* _CONJUNTO DE TAREFAS_
1. Liste, sem repetir, todos os nomes de lugares citados na notícia sobre o turismo no Quênia, sem contar o nome do jornal.
2. Traduza para o inglês esta frase da notícia sobre o turismo no Quênia: "Autoridades da região, especialmente de Mombaça e Lamu, estão organizando medidas desesperadas para recuperar o turismo, com o fantasma da radicalização dos desempregados no horizonte."

Folha de S. Paulo


Em meio a crise, Quênia quer resgatar cultura para recuperar o turismo

É alta temporada, as temperaturas estão perfeitas e o mar não poderia estar mais azul. No entanto, as praias de Diani e Galu, no litoral sul do Quênia, estão quase desertas de turistas e nem sequer os frequentes vendedores ambulantes estão presentes.

Autoridades da região, especialmente de Mombaça e Lamu, estão organizando medidas desesperadas para recuperar o turismo, com o fantasma da radicalização dos desempregados no horizonte.

"Temos a intenção de organizar tantos festivais quanto possamos", disse, no começo do ano, o vice-presidente da Associação de Turismo de Lamu, Ghalib Alwy.

A primeira edição do Festival Gastronômico de Lamu ou o recentemente finalizado Festival de Ioga são só alguns exemplos que tentam revitalizar um turismo que, segundo Alwy, caiu 90% nessa região em 2014.

* _ENTRADAS FORNECIDAS_
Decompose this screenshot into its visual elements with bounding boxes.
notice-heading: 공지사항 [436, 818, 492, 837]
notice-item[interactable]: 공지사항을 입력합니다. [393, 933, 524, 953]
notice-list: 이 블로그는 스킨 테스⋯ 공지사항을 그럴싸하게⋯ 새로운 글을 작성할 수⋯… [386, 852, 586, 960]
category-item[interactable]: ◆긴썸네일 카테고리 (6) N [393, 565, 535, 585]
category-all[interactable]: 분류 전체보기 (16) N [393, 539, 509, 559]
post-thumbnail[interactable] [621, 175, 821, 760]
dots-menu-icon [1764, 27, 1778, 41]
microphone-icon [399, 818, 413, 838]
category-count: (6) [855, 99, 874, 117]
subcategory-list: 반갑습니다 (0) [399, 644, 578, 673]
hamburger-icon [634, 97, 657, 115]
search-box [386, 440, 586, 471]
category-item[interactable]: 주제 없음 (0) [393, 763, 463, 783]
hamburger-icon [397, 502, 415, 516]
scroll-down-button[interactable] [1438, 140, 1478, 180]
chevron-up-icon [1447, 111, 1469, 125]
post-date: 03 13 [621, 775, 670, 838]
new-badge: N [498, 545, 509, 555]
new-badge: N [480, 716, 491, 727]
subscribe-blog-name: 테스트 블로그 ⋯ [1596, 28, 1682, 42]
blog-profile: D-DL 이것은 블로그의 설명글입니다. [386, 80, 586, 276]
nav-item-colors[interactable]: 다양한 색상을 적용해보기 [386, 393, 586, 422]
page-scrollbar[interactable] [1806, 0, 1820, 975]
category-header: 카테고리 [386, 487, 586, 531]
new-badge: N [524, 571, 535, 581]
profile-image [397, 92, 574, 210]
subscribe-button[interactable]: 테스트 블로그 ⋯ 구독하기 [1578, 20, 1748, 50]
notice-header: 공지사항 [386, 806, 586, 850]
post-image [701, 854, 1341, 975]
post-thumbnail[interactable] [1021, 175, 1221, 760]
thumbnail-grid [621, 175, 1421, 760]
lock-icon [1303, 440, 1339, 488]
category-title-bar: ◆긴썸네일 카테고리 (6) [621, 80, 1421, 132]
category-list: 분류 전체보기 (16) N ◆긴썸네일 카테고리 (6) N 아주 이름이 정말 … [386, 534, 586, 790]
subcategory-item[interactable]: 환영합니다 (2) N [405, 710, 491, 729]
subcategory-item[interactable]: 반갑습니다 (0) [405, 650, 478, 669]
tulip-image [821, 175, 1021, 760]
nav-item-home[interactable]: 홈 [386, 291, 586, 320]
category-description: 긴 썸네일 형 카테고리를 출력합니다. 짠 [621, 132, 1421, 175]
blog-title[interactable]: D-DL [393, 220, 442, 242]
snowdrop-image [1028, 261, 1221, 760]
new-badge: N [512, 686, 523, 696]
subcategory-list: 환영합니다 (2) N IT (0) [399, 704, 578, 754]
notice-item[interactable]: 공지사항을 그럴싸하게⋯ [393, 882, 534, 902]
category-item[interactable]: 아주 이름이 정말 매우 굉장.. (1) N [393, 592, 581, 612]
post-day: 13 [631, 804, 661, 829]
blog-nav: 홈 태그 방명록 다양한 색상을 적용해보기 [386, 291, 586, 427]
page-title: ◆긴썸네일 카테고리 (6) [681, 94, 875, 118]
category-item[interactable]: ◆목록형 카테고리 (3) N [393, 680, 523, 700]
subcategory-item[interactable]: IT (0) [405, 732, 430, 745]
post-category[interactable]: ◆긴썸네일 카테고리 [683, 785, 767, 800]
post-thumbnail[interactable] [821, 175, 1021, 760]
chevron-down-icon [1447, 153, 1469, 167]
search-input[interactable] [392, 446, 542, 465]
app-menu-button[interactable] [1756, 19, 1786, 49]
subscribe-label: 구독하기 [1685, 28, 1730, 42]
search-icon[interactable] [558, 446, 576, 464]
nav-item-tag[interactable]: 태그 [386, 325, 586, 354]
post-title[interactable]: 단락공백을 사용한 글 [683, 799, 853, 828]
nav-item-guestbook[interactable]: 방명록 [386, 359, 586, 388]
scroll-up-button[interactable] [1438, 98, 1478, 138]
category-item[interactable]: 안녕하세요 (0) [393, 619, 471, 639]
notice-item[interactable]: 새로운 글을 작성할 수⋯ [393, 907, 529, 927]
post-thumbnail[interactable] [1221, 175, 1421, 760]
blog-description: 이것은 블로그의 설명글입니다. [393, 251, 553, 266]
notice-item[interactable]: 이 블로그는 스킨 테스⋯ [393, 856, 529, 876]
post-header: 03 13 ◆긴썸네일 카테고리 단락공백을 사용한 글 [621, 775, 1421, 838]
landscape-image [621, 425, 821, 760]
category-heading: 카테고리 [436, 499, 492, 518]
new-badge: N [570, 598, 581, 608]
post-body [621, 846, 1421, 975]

* _RESPOSTAS DO EXERCÍCIO_
1. Quênia, Diani, Galu, Mombaça, Lamu

2. Authorities in the region, especially in Mombasa and Lamu, are organizing desperate measures to revive tourism, with the specter of radicalization among the unemployed on the horizon.